● **Extract to read**
The previous post was about honesty. Why most cultures can't say what's broken. Here's what happens when they finally can: they discover the structure itself is the problem.
AI tools now let one developer do what used to require three. One designer can prototype, test, and iterate without waiting for engineering handoffs. One product person can ship a functional MVP in a weekend.
Individual productivity is exploding. Organizational productivity is not.
Faros AI tracked 10,000 developers across 1,255 teams.
The pattern: developers using AI write more code, complete more tasks, work on multiple things in parallel. Company-wide delivery metrics? Flat. A separate study found experienced developers were actually 19% slower when using AI on complex work in their own codebases. They expected to be faster. They weren't.
AI doesn't fix your organization.
It exposes it.
Where the leverage actually went
When individuals get faster but the whole stays the same, something is absorbing the gains.
Usually it's coordination overhead. Meetings to align. Reviews to approve. Processes to follow. Handoffs to manage.
Traditional product team structures assumed human-speed work. Everyone roughly equally productive. Coordination costs justified by specialization benefits. Cross-functional teams made sense when crossing functions meant waiting for people.

● **Challenge A**
In the post on AI and team productivity, write out the passage that begins at the words "The pattern: developers" and ends after "Handoffs to manage.".

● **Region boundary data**
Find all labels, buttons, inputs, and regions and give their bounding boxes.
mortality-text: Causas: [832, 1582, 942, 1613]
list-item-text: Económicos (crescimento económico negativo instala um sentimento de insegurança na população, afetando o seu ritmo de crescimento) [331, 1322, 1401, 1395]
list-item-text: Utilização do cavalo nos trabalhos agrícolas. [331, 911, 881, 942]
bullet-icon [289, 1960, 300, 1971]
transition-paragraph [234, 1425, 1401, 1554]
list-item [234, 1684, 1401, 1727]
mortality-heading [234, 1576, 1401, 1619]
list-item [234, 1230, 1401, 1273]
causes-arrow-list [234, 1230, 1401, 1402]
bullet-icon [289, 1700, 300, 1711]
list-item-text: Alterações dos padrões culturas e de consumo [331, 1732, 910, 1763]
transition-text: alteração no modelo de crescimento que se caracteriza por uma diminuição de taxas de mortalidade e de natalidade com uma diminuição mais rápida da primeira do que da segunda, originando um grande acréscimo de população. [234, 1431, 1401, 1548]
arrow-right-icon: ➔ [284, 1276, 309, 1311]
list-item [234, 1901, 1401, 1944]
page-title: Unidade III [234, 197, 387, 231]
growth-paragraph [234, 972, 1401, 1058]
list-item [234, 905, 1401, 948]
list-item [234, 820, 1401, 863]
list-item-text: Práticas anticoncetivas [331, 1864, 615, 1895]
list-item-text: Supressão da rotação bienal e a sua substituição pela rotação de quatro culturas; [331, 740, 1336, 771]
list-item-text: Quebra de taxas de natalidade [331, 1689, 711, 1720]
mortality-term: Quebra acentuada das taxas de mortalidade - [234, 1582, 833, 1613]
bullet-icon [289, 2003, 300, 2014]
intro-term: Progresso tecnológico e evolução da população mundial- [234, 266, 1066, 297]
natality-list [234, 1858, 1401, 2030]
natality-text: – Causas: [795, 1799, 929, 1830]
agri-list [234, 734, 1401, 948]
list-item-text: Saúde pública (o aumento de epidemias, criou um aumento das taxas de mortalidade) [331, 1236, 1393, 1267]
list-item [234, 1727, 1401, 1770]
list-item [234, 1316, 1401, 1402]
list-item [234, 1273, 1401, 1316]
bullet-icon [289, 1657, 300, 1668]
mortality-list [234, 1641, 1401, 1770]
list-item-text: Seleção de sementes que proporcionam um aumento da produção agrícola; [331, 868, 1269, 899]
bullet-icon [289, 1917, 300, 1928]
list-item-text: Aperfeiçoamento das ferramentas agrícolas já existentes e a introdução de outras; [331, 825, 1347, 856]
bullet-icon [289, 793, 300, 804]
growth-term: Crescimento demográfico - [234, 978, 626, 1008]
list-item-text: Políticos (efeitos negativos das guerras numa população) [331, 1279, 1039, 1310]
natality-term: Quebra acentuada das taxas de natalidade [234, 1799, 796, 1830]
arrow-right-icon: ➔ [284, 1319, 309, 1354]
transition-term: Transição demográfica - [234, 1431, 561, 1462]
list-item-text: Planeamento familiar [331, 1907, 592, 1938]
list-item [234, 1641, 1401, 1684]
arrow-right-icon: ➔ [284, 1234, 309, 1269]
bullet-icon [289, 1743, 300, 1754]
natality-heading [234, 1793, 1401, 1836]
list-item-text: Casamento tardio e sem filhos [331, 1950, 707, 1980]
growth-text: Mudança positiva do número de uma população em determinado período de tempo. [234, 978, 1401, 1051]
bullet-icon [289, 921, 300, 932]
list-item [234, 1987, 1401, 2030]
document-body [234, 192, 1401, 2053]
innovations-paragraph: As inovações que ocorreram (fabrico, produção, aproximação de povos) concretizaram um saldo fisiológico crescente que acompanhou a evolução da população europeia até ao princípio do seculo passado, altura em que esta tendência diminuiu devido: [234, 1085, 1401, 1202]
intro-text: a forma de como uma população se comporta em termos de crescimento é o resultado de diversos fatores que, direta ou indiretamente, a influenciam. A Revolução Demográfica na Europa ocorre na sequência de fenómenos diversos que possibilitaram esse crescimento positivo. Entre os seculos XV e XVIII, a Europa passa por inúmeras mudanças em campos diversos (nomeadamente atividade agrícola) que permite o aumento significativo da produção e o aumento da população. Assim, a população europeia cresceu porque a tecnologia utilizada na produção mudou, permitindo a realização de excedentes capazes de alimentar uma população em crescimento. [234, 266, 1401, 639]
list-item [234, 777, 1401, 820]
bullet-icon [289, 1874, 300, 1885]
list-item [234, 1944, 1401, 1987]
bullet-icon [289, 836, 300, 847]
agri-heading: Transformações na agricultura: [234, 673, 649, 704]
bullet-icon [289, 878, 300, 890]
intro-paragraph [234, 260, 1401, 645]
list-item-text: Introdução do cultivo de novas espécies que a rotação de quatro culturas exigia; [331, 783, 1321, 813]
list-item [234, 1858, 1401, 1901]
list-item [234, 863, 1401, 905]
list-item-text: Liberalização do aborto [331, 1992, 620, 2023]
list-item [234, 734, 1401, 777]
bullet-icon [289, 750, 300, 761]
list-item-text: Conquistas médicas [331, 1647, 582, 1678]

● **Challenge B**
Convert the rows into a numbered list, from the first row through the row that contains "list-item [234, 1901, 1401, 1944]", and leave out any blank lines.

● **Complete answer A**
The pattern: developers using AI write more code, complete more tasks, work on multiple things in parallel. Company-wide delivery metrics? Flat. A separate study found experienced developers were actually 19% slower when using AI on complex work in their own codebases. They expected to be faster. They weren't.
AI doesn't fix your organization.
It exposes it.
Where the leverage actually went
When individuals get faster but the whole stays the same, something is absorbing the gains.
Usually it's coordination overhead. Meetings to align. Reviews to approve. Processes to follow. Handoffs to manage.

● **Complete answer B**
1. Find all labels, buttons, inputs, and regions and give their bounding boxes.
2. mortality-text: Causas: [832, 1582, 942, 1613]
3. list-item-text: Económicos (crescimento económico negativo instala um sentimento de insegurança na população, afetando o seu ritmo de crescimento) [331, 1322, 1401, 1395]
4. list-item-text: Utilização do cavalo nos trabalhos agrícolas. [331, 911, 881, 942]
5. bullet-icon [289, 1960, 300, 1971]
6. transition-paragraph [234, 1425, 1401, 1554]
7. list-item [234, 1684, 1401, 1727]
8. mortality-heading [234, 1576, 1401, 1619]
9. list-item [234, 1230, 1401, 1273]
10. causes-arrow-list [234, 1230, 1401, 1402]
11. bullet-icon [289, 1700, 300, 1711]
12. list-item-text: Alterações dos padrões culturas e de consumo [331, 1732, 910, 1763]
13. transition-text: alteração no modelo de crescimento que se caracteriza por uma diminuição de taxas de mortalidade e de natalidade com uma diminuição mais rápida da primeira do que da segunda, originando um grande acréscimo de população. [234, 1431, 1401, 1548]
14. arrow-right-icon: ➔ [284, 1276, 309, 1311]
15. list-item [234, 1901, 1401, 1944]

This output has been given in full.